[EXERCISE DESCRIPTION] Reproduce the records below line for line, but leave out the pictures.

Spatial annotation entries:
※ ※ ※
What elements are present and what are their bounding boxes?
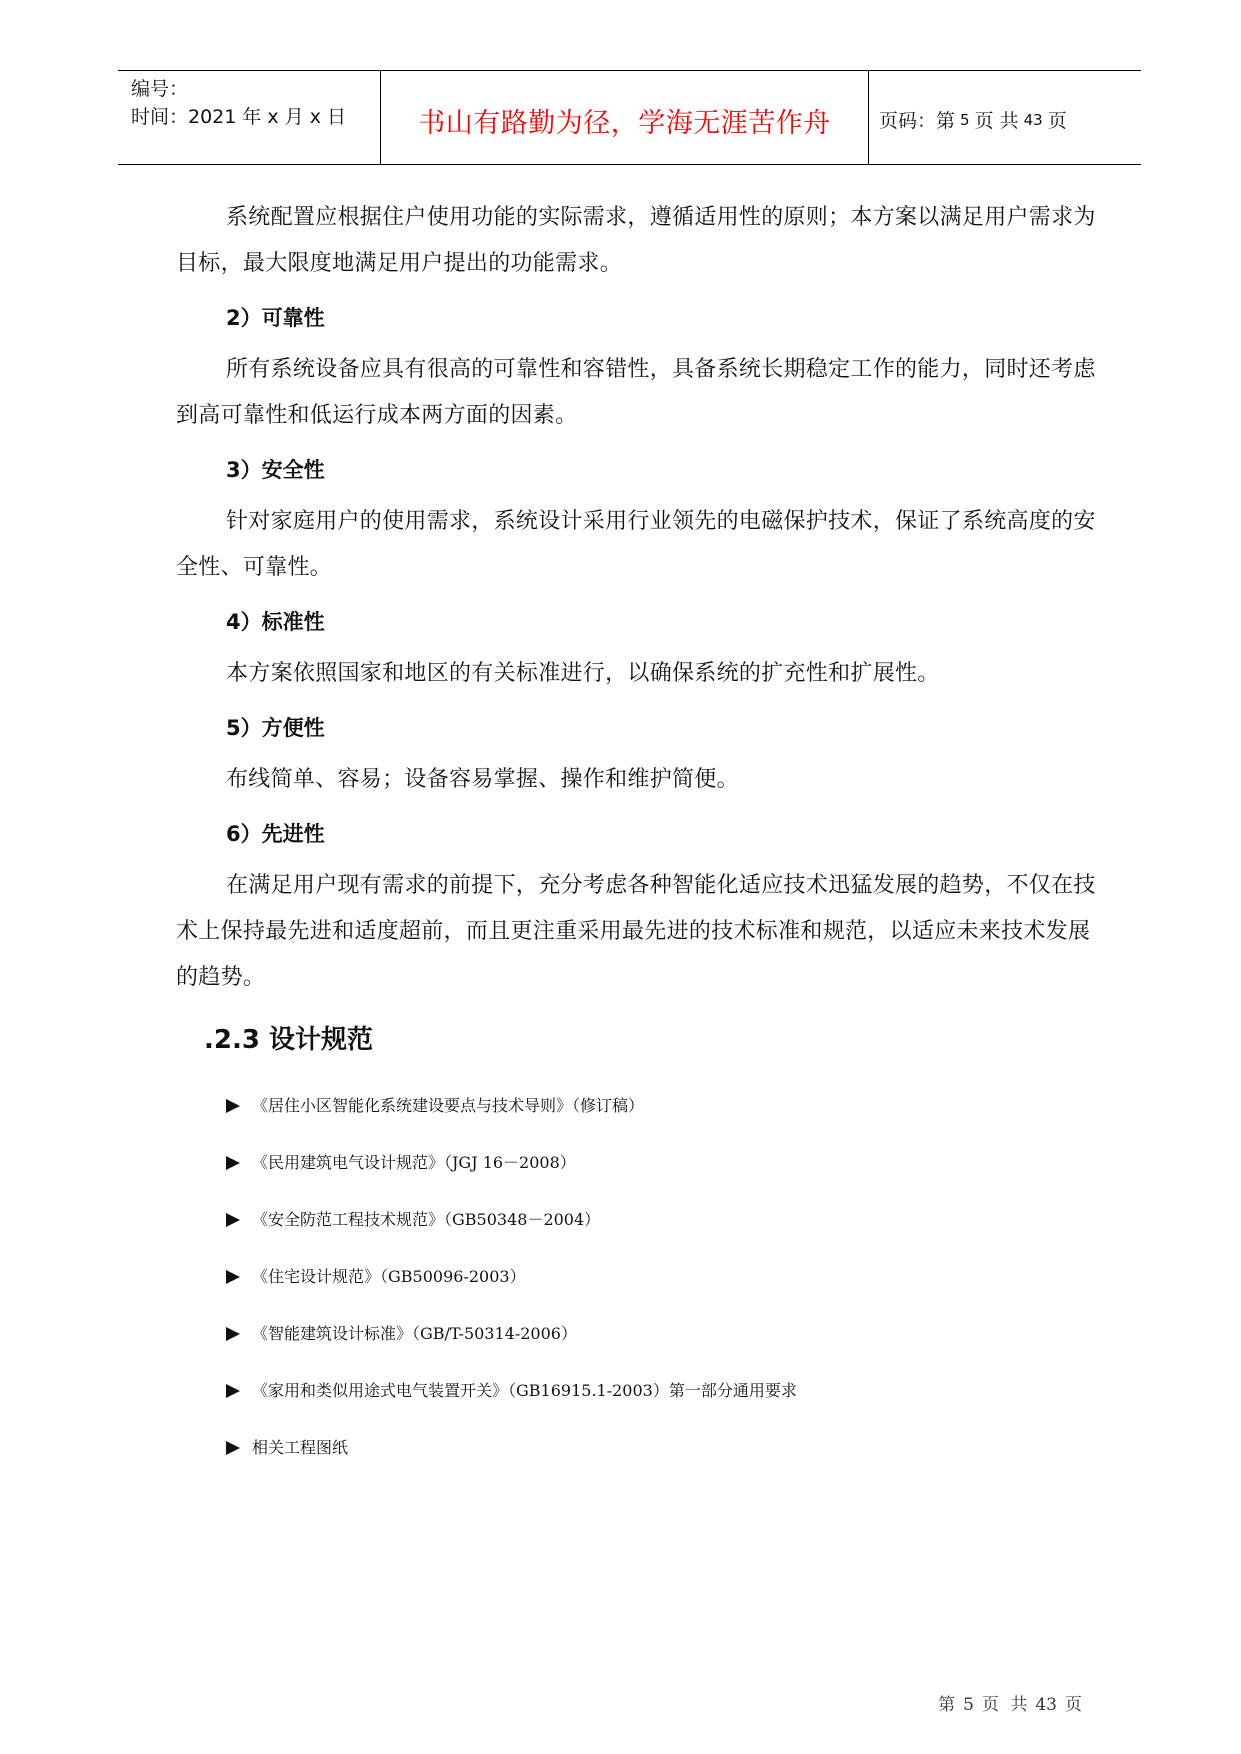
page-current: 5	[960, 111, 970, 129]
standard-text: 《住宅设计规范》（GB50096-2003）	[252, 1248, 526, 1305]
standard-text: 《家用和类似用途式电气装置开关》（GB16915.1-2003）第一部分通用要求	[252, 1362, 797, 1419]
page-header: 编号： 时间：2021 年 x 月 x 日 书山有路勤为径，学海无涯苦作舟 页码…	[118, 70, 1141, 165]
standard-text: 《智能建筑设计标准》（GB/T-50314-2006）	[252, 1305, 577, 1362]
standard-list-item: 《安全防范工程技术规范》（GB50348－2004）	[176, 1191, 1110, 1248]
standard-text: 《居住小区智能化系统建设要点与技术导则》（修订稿）	[252, 1077, 644, 1134]
footer-suffix: 页	[1065, 1695, 1082, 1715]
section-heading-design-standards: .2.3 设计规范	[176, 1015, 1110, 1065]
paragraph-convenience: 布线简单、容易；设备容易掌握、操作和维护简便。	[176, 757, 1110, 803]
paragraph-security: 针对家庭用户的使用需求，系统设计采用行业领先的电磁保护技术，保证了系统高度的安全…	[176, 499, 1110, 591]
heading-security: 3）安全性	[176, 445, 1110, 495]
standard-text: 相关工程图纸	[252, 1419, 348, 1476]
footer-prefix: 第	[938, 1695, 955, 1715]
footer-mid: 页 共	[982, 1695, 1027, 1715]
date-label: 时间：2021 年 x 月 x 日	[131, 103, 380, 131]
arrow-bullet-icon	[226, 1213, 240, 1227]
footer-current-page: 5	[963, 1695, 974, 1715]
header-page-cell: 页码：第 5 页 共 43 页	[869, 71, 1141, 164]
standard-list-item: 《家用和类似用途式电气装置开关》（GB16915.1-2003）第一部分通用要求	[176, 1362, 1110, 1419]
footer-total-pages: 43	[1035, 1695, 1057, 1715]
standard-list-item: 相关工程图纸	[176, 1419, 1110, 1476]
header-motto-cell: 书山有路勤为径，学海无涯苦作舟	[381, 71, 869, 164]
standard-list-item: 《智能建筑设计标准》（GB/T-50314-2006）	[176, 1305, 1110, 1362]
header-meta-cell: 编号： 时间：2021 年 x 月 x 日	[118, 71, 381, 164]
heading-advancement: 6）先进性	[176, 809, 1110, 859]
paragraph-standardization: 本方案依照国家和地区的有关标准进行，以确保系统的扩充性和扩展性。	[176, 651, 1110, 697]
page-suffix: 页	[1048, 106, 1067, 133]
standard-text: 《安全防范工程技术规范》（GB50348－2004）	[252, 1191, 600, 1248]
paragraph-reliability: 所有系统设备应具有很高的可靠性和容错性，具备系统长期稳定工作的能力，同时还考虑到…	[176, 347, 1110, 439]
arrow-bullet-icon	[226, 1327, 240, 1341]
motto-text: 书山有路勤为径，学海无涯苦作舟	[418, 95, 831, 140]
standard-text: 《民用建筑电气设计规范》（JGJ 16－2008）	[252, 1134, 576, 1191]
heading-reliability: 2）可靠性	[176, 293, 1110, 343]
intro-paragraph: 系统配置应根据住户使用功能的实际需求，遵循适用性的原则；本方案以满足用户需求为目…	[176, 195, 1110, 287]
arrow-bullet-icon	[226, 1156, 240, 1170]
page-footer: 第5页 共43页	[934, 1690, 1086, 1715]
arrow-bullet-icon	[226, 1270, 240, 1284]
arrow-bullet-icon	[226, 1441, 240, 1455]
heading-standardization: 4）标准性	[176, 597, 1110, 647]
standard-list-item: 《住宅设计规范》（GB50096-2003）	[176, 1248, 1110, 1305]
page-total: 43	[1024, 111, 1043, 129]
page-mid: 页 共	[975, 106, 1019, 133]
page-prefix: 页码：第	[879, 106, 955, 133]
standard-list-item: 《民用建筑电气设计规范》（JGJ 16－2008）	[176, 1134, 1110, 1191]
paragraph-advancement: 在满足用户现有需求的前提下，充分考虑各种智能化适应技术迅猛发展的趋势，不仅在技术…	[176, 863, 1110, 1001]
standard-list-item: 《居住小区智能化系统建设要点与技术导则》（修订稿）	[176, 1077, 1110, 1134]
heading-convenience: 5）方便性	[176, 703, 1110, 753]
document-body: 系统配置应根据住户使用功能的实际需求，遵循适用性的原则；本方案以满足用户需求为目…	[176, 195, 1110, 1476]
arrow-bullet-icon	[226, 1099, 240, 1113]
serial-number-label: 编号：	[131, 75, 380, 103]
arrow-bullet-icon	[226, 1384, 240, 1398]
※ ※ ※
[SOLVED EXERCISE]
What elements are present and what are their bounding boxes?
page-current: 5	[960, 111, 970, 129]
standard-text: 《住宅设计规范》（GB50096-2003）	[252, 1248, 526, 1305]
standard-text: 《家用和类似用途式电气装置开关》（GB16915.1-2003）第一部分通用要求	[252, 1362, 797, 1419]
page-header: 编号： 时间：2021 年 x 月 x 日 书山有路勤为径，学海无涯苦作舟 页码…	[118, 70, 1141, 165]
standard-text: 《智能建筑设计标准》（GB/T-50314-2006）	[252, 1305, 577, 1362]
standard-list-item: 《安全防范工程技术规范》（GB50348－2004）	[176, 1191, 1110, 1248]
standard-text: 《居住小区智能化系统建设要点与技术导则》（修订稿）	[252, 1077, 644, 1134]
footer-suffix: 页	[1065, 1695, 1082, 1715]
section-heading-design-standards: .2.3 设计规范	[176, 1015, 1110, 1065]
paragraph-convenience: 布线简单、容易；设备容易掌握、操作和维护简便。	[176, 757, 1110, 803]
paragraph-security: 针对家庭用户的使用需求，系统设计采用行业领先的电磁保护技术，保证了系统高度的安全…	[176, 499, 1110, 591]
heading-security: 3）安全性	[176, 445, 1110, 495]
standard-text: 相关工程图纸	[252, 1419, 348, 1476]
footer-prefix: 第	[938, 1695, 955, 1715]
footer-mid: 页 共	[982, 1695, 1027, 1715]
date-label: 时间：2021 年 x 月 x 日	[131, 103, 380, 131]
arrow-bullet-icon	[226, 1213, 240, 1227]
footer-current-page: 5	[963, 1695, 974, 1715]
header-page-cell: 页码：第 5 页 共 43 页	[869, 71, 1141, 164]
standard-list-item: 《家用和类似用途式电气装置开关》（GB16915.1-2003）第一部分通用要求	[176, 1362, 1110, 1419]
footer-total-pages: 43	[1035, 1695, 1057, 1715]
standard-list-item: 相关工程图纸	[176, 1419, 1110, 1476]
header-motto-cell: 书山有路勤为径，学海无涯苦作舟	[381, 71, 869, 164]
standard-list-item: 《智能建筑设计标准》（GB/T-50314-2006）	[176, 1305, 1110, 1362]
header-meta-cell: 编号： 时间：2021 年 x 月 x 日	[118, 71, 381, 164]
heading-advancement: 6）先进性	[176, 809, 1110, 859]
paragraph-standardization: 本方案依照国家和地区的有关标准进行，以确保系统的扩充性和扩展性。	[176, 651, 1110, 697]
page-suffix: 页	[1048, 106, 1067, 133]
standard-text: 《安全防范工程技术规范》（GB50348－2004）	[252, 1191, 600, 1248]
paragraph-reliability: 所有系统设备应具有很高的可靠性和容错性，具备系统长期稳定工作的能力，同时还考虑到…	[176, 347, 1110, 439]
arrow-bullet-icon	[226, 1327, 240, 1341]
motto-text: 书山有路勤为径，学海无涯苦作舟	[418, 95, 831, 140]
standard-text: 《民用建筑电气设计规范》（JGJ 16－2008）	[252, 1134, 576, 1191]
heading-reliability: 2）可靠性	[176, 293, 1110, 343]
intro-paragraph: 系统配置应根据住户使用功能的实际需求，遵循适用性的原则；本方案以满足用户需求为目…	[176, 195, 1110, 287]
arrow-bullet-icon	[226, 1156, 240, 1170]
page-footer: 第5页 共43页	[934, 1690, 1086, 1715]
arrow-bullet-icon	[226, 1270, 240, 1284]
arrow-bullet-icon	[226, 1441, 240, 1455]
heading-standardization: 4）标准性	[176, 597, 1110, 647]
standard-list-item: 《住宅设计规范》（GB50096-2003）	[176, 1248, 1110, 1305]
page-total: 43	[1024, 111, 1043, 129]
page-mid: 页 共	[975, 106, 1019, 133]
page-prefix: 页码：第	[879, 106, 955, 133]
standard-list-item: 《民用建筑电气设计规范》（JGJ 16－2008）	[176, 1134, 1110, 1191]
paragraph-advancement: 在满足用户现有需求的前提下，充分考虑各种智能化适应技术迅猛发展的趋势，不仅在技术…	[176, 863, 1110, 1001]
standard-list-item: 《居住小区智能化系统建设要点与技术导则》（修订稿）	[176, 1077, 1110, 1134]
heading-convenience: 5）方便性	[176, 703, 1110, 753]
document-body: 系统配置应根据住户使用功能的实际需求，遵循适用性的原则；本方案以满足用户需求为目…	[176, 195, 1110, 1476]
arrow-bullet-icon	[226, 1099, 240, 1113]
serial-number-label: 编号：	[131, 75, 380, 103]
arrow-bullet-icon	[226, 1384, 240, 1398]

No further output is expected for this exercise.